• **Your task**
Output the records exactly. Include every line.

• **Rows**

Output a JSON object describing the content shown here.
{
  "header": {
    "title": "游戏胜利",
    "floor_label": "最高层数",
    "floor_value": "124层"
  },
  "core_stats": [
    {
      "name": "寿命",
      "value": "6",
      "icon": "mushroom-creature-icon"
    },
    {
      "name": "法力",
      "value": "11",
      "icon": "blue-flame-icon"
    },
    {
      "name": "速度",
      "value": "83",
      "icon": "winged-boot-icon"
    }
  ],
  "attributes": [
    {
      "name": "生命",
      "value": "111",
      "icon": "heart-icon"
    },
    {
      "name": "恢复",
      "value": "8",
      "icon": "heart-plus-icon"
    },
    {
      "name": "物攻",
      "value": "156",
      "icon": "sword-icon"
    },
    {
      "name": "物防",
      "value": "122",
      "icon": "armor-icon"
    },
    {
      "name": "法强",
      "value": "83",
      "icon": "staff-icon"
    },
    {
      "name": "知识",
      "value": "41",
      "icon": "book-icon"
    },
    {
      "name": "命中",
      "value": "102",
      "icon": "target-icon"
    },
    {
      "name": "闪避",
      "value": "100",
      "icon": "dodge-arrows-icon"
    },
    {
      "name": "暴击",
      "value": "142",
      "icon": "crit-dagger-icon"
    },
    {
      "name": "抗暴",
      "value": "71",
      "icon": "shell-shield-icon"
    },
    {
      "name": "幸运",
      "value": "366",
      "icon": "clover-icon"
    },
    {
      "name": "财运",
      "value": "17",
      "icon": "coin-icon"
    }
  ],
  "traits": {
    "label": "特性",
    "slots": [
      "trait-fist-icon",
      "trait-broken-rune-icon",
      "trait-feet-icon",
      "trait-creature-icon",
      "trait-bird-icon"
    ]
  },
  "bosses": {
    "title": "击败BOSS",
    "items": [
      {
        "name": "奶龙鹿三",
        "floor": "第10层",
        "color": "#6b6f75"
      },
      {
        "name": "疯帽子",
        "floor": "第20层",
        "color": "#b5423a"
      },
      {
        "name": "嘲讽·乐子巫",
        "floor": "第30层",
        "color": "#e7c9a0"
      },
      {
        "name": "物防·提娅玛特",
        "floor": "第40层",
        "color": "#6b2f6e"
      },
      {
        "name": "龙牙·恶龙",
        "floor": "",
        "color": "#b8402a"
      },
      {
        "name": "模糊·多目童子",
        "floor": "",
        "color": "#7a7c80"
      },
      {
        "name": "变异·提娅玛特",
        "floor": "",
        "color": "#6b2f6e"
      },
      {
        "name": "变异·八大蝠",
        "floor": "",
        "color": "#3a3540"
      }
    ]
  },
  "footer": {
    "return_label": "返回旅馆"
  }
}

• **Completed exercise**
Output a JSON object describing the content shown here.
{
  "header": {
    "title": "游戏胜利",
    "floor_label": "最高层数",
    "floor_value": "124层"
  },
  "core_stats": [
    {
      "name": "寿命",
      "value": "6",
      "icon": "mushroom-creature-icon"
    },
    {
      "name": "法力",
      "value": "11",
      "icon": "blue-flame-icon"
    },
    {
      "name": "速度",
      "value": "83",
      "icon": "winged-boot-icon"
    }
  ],
  "attributes": [
    {
      "name": "生命",
      "value": "111",
      "icon": "heart-icon"
    },
    {
      "name": "恢复",
      "value": "8",
      "icon": "heart-plus-icon"
    },
    {
      "name": "物攻",
      "value": "156",
      "icon": "sword-icon"
    },
    {
      "name": "物防",
      "value": "122",
      "icon": "armor-icon"
    },
    {
      "name": "法强",
      "value": "83",
      "icon": "staff-icon"
    },
    {
      "name": "知识",
      "value": "41",
      "icon": "book-icon"
    },
    {
      "name": "命中",
      "value": "102",
      "icon": "target-icon"
    },
    {
      "name": "闪避",
      "value": "100",
      "icon": "dodge-arrows-icon"
    },
    {
      "name": "暴击",
      "value": "142",
      "icon": "crit-dagger-icon"
    },
    {
      "name": "抗暴",
      "value": "71",
      "icon": "shell-shield-icon"
    },
    {
      "name": "幸运",
      "value": "366",
      "icon": "clover-icon"
    },
    {
      "name": "财运",
      "value": "17",
      "icon": "coin-icon"
    }
  ],
  "traits": {
    "label": "特性",
    "slots": [
      "trait-fist-icon",
      "trait-broken-rune-icon",
      "trait-feet-icon",
      "trait-creature-icon",
      "trait-bird-icon"
    ]
  },
  "bosses": {
    "title": "击败BOSS",
    "items": [
      {
        "name": "奶龙鹿三",
        "floor": "第10层",
        "color": "#6b6f75"
      },
      {
        "name": "疯帽子",
        "floor": "第20层",
        "color": "#b5423a"
      },
      {
        "name": "嘲讽·乐子巫",
        "floor": "第30层",
        "color": "#e7c9a0"
      },
      {
        "name": "物防·提娅玛特",
        "floor": "第40层",
        "color": "#6b2f6e"
      },
      {
        "name": "龙牙·恶龙",
        "floor": "",
        "color": "#b8402a"
      },
      {
        "name": "模糊·多目童子",
        "floor": "",
        "color": "#7a7c80"
      },
      {
        "name": "变异·提娅玛特",
        "floor": "",
        "color": "#6b2f6e"
      },
      {
        "name": "变异·八大蝠",
        "floor": "",
        "color": "#3a3540"
      }
    ]
  },
  "footer": {
    "return_label": "返回旅馆"
  }
}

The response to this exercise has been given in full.